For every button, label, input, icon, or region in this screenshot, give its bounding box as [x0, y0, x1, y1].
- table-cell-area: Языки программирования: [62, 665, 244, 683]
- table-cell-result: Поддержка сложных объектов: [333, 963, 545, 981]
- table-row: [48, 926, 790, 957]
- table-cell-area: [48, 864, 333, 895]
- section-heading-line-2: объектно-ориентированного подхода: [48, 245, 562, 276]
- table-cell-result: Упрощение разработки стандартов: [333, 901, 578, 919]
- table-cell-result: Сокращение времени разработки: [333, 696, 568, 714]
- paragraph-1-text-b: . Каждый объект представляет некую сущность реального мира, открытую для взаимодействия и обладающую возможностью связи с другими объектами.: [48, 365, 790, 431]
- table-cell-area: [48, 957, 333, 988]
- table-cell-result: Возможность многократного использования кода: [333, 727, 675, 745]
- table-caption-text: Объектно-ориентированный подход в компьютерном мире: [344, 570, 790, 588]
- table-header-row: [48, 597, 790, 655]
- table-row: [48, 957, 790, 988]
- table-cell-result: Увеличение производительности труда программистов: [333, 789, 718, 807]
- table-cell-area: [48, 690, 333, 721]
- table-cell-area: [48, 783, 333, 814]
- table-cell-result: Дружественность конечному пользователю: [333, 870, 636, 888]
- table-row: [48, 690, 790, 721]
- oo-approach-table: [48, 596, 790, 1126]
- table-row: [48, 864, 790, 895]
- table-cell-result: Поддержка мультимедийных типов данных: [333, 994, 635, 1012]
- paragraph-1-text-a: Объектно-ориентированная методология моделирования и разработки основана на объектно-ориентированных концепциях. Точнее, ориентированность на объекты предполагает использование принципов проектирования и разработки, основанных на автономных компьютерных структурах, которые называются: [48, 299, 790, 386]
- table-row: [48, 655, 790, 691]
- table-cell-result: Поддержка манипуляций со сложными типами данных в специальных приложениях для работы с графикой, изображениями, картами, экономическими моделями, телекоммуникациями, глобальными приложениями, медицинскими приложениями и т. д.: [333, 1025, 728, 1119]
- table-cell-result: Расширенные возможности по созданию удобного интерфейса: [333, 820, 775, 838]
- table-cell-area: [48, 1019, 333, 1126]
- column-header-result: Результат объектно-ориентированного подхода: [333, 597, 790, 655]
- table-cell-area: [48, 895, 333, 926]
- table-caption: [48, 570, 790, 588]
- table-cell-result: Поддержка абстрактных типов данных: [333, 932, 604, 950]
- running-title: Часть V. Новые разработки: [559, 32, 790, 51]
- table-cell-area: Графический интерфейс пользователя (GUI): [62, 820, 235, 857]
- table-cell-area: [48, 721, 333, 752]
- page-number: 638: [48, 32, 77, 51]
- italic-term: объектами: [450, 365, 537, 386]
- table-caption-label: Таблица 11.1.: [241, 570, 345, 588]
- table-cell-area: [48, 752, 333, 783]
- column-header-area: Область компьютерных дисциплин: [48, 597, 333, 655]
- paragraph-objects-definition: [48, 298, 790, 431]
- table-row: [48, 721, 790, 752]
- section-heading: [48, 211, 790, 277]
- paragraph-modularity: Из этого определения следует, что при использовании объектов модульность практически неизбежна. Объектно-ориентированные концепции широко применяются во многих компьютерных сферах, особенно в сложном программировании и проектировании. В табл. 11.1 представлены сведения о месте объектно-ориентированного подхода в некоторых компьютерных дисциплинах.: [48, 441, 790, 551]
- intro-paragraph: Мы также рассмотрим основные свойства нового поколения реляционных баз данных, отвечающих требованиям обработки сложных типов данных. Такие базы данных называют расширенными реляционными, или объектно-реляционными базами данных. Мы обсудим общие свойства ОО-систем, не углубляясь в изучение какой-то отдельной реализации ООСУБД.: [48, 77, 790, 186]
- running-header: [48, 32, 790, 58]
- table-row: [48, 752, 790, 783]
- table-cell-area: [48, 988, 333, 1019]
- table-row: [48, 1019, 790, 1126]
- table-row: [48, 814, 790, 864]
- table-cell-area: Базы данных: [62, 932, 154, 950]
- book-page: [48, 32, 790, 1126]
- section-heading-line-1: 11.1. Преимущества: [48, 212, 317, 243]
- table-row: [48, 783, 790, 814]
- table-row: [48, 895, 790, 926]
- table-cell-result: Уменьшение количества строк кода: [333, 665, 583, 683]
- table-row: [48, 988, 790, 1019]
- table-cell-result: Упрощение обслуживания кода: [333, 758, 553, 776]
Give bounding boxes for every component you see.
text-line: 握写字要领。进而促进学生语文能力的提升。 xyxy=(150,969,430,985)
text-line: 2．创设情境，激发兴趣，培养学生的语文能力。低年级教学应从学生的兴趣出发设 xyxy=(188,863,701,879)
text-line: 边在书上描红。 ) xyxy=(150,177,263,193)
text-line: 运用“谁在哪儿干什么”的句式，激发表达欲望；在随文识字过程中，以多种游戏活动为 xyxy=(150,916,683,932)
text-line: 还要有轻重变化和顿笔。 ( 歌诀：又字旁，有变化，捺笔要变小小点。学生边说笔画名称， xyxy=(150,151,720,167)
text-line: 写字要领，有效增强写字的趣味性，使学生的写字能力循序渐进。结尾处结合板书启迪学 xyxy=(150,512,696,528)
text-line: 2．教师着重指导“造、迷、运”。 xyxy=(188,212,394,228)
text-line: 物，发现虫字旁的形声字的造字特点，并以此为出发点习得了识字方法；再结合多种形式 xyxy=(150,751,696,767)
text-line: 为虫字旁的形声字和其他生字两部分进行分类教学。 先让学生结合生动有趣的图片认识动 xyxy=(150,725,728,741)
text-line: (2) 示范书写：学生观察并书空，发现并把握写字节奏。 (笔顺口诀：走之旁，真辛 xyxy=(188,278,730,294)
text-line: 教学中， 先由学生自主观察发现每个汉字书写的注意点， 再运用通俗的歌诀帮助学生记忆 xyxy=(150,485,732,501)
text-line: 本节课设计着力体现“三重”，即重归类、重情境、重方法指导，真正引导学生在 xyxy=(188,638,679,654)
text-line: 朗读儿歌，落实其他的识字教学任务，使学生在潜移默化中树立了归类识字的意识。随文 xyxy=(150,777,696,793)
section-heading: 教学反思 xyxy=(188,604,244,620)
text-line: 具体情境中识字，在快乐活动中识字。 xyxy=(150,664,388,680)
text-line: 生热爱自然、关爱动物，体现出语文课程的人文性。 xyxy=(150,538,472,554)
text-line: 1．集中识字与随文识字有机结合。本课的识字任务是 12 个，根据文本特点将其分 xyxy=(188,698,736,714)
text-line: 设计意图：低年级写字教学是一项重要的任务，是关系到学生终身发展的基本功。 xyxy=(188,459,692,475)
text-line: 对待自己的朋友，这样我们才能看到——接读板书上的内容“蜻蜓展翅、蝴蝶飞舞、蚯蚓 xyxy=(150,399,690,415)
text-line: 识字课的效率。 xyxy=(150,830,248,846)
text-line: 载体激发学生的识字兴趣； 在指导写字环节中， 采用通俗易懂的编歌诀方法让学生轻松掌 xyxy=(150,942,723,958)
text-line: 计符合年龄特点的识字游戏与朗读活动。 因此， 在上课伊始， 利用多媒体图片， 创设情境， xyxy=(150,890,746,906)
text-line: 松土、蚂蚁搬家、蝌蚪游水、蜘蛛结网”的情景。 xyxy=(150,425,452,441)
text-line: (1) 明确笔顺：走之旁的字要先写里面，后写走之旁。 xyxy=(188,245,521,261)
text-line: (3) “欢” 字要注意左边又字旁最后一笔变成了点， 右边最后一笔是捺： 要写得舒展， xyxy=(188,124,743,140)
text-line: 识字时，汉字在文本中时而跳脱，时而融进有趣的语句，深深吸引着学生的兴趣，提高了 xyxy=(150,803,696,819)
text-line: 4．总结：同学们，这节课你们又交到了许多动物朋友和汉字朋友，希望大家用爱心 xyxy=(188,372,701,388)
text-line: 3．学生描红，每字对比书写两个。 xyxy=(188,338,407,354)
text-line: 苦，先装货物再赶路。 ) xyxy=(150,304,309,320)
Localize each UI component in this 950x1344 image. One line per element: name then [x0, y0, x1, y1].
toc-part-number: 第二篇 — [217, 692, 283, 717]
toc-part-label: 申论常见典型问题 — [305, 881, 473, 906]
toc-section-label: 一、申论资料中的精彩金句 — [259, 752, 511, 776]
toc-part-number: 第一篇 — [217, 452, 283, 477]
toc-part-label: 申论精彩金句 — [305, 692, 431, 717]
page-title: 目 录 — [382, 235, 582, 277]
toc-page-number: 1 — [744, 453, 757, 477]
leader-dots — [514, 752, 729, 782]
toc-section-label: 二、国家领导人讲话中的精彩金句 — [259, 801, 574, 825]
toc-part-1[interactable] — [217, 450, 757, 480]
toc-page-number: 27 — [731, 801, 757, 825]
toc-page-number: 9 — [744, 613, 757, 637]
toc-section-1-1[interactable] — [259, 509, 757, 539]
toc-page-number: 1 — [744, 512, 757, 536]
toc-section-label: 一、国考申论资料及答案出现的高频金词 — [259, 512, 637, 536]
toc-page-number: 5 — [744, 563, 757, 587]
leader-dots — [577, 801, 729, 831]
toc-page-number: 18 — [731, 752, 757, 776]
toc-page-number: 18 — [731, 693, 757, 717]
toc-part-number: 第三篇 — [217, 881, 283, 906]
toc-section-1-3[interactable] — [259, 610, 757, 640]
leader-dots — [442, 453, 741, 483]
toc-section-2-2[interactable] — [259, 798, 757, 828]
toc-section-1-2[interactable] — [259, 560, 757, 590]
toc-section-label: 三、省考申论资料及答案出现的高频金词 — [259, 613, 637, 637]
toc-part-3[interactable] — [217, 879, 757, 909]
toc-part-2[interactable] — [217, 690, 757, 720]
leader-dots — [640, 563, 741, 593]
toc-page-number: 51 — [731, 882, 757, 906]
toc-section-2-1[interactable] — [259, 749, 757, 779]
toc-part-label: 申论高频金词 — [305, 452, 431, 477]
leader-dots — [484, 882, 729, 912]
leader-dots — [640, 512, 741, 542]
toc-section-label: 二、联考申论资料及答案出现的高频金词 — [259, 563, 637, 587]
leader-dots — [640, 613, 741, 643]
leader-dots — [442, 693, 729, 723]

Problem to work on
Output the lines as a Markdown table with the columns "No." and "Line", giving each row a number and leaving out blank lines. Begin at the very first line and stop after the line that contains "- table-cell-result: Поддержка мультимедийных", including both.

Full solution
| No. | Line |
|---|---|
| 1 | For every button, label, input, icon, or region in this screenshot, give its bounding box as [x0, y0, x1, y1]. |
| 2 | - table-cell-area: Языки программирования: [62, 665, 244, 683] |
| 3 | - table-cell-result: Поддержка сложных объектов: [333, 963, 545, 981] |
| 4 | - table-row: [48, 926, 790, 957] |
| 5 | - table-cell-area: [48, 864, 333, 895] |
| 6 | - section-heading-line-2: объектно-ориентированного подхода: [48, 245, 562, 276] |
| 7 | - table-cell-result: Упрощение разработки стандартов: [333, 901, 578, 919] |
| 8 | - table-cell-result: Сокращение времени разработки: [333, 696, 568, 714] |
| 9 | - paragraph-1-text-b: . Каждый объект представляет некую сущность реального мира, открытую для взаимодействия и обладающую возможностью связи с другими объектами.: [48, 365, 790, 431] |
| 10 | - table-cell-area: [48, 957, 333, 988] |
| 11 | - table-cell-result: Возможность многократного использования кода: [333, 727, 675, 745] |
| 12 | - table-caption-text: Объектно-ориентированный подход в компьютерном мире: [344, 570, 790, 588] |
| 13 | - table-header-row: [48, 597, 790, 655] |
| 14 | - table-row: [48, 957, 790, 988] |
| 15 | - table-cell-result: Увеличение производительности труда программистов: [333, 789, 718, 807] |
| 16 | - table-cell-area: [48, 690, 333, 721] |
| 17 | - table-cell-area: [48, 783, 333, 814] |
| 18 | - table-cell-result: Дружественность конечному пользователю: [333, 870, 636, 888] |
| 19 | - table-row: [48, 690, 790, 721] |
| 20 | - oo-approach-table: [48, 596, 790, 1126] |
| 21 | - table-row: [48, 864, 790, 895] |
| 22 | - table-cell-result: Поддержка мультимедийных типов данных: [333, 994, 635, 1012] |